— start DATA PROVIDED —
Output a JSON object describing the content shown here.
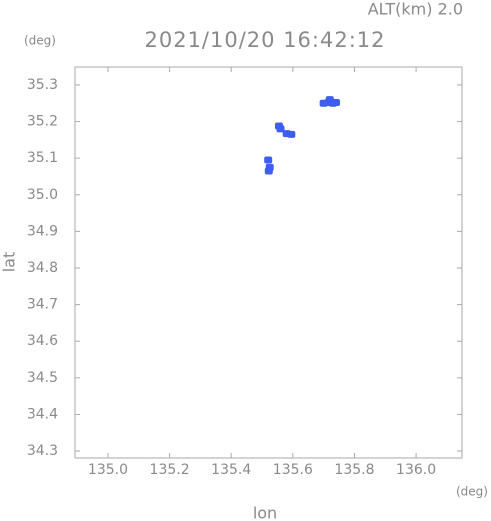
{
  "chart_data": {
    "type": "scatter",
    "title": "2021/10/20 16:42:12",
    "subtitle": "ALT(km) 2.0",
    "x_label": "lon",
    "y_label": "lat",
    "x_unit": "(deg)",
    "y_unit": "(deg)",
    "color": "#3f5ef0",
    "x": [
      135.7,
      135.715,
      135.73,
      135.74,
      135.72,
      135.555,
      135.56,
      135.58,
      135.595,
      135.52,
      135.525,
      135.522
    ],
    "values": [
      35.25,
      35.252,
      35.25,
      35.252,
      35.26,
      35.188,
      35.18,
      35.167,
      35.165,
      35.095,
      35.075,
      35.065
    ],
    "xlim": [
      134.893,
      136.149
    ],
    "ylim": [
      34.281,
      35.349
    ],
    "xticks": [
      {
        "value": 135.0,
        "label": "135.0"
      },
      135.2,
      135.4,
      135.6,
      135.8,
      {
        "value": 136.0,
        "label": "136.0"
      }
    ],
    "yticks": [
      34.3,
      34.4,
      34.5,
      34.6,
      34.7,
      34.8,
      34.9,
      {
        "value": 35.0,
        "label": "35.0"
      },
      35.1,
      35.2,
      35.3
    ],
    "grid": false
  }
}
— end DATA PROVIDED —
■ WRITTEN REQUEST:
Quote every line word for word and keep the images out of the copy.

■ OUTPUT OF THE TASK:
Output a JSON object describing the content shown here.
{
  "chart_data": {
    "type": "scatter",
    "title": "2021/10/20 16:42:12",
    "subtitle": "ALT(km) 2.0",
    "x_label": "lon",
    "y_label": "lat",
    "x_unit": "(deg)",
    "y_unit": "(deg)",
    "color": "#3f5ef0",
    "x": [
      135.7,
      135.715,
      135.73,
      135.74,
      135.72,
      135.555,
      135.56,
      135.58,
      135.595,
      135.52,
      135.525,
      135.522
    ],
    "values": [
      35.25,
      35.252,
      35.25,
      35.252,
      35.26,
      35.188,
      35.18,
      35.167,
      35.165,
      35.095,
      35.075,
      35.065
    ],
    "xlim": [
      134.893,
      136.149
    ],
    "ylim": [
      34.281,
      35.349
    ],
    "xticks": [
      {
        "value": 135.0,
        "label": "135.0"
      },
      135.2,
      135.4,
      135.6,
      135.8,
      {
        "value": 136.0,
        "label": "136.0"
      }
    ],
    "yticks": [
      34.3,
      34.4,
      34.5,
      34.6,
      34.7,
      34.8,
      34.9,
      {
        "value": 35.0,
        "label": "35.0"
      },
      35.1,
      35.2,
      35.3
    ],
    "grid": false
  }
}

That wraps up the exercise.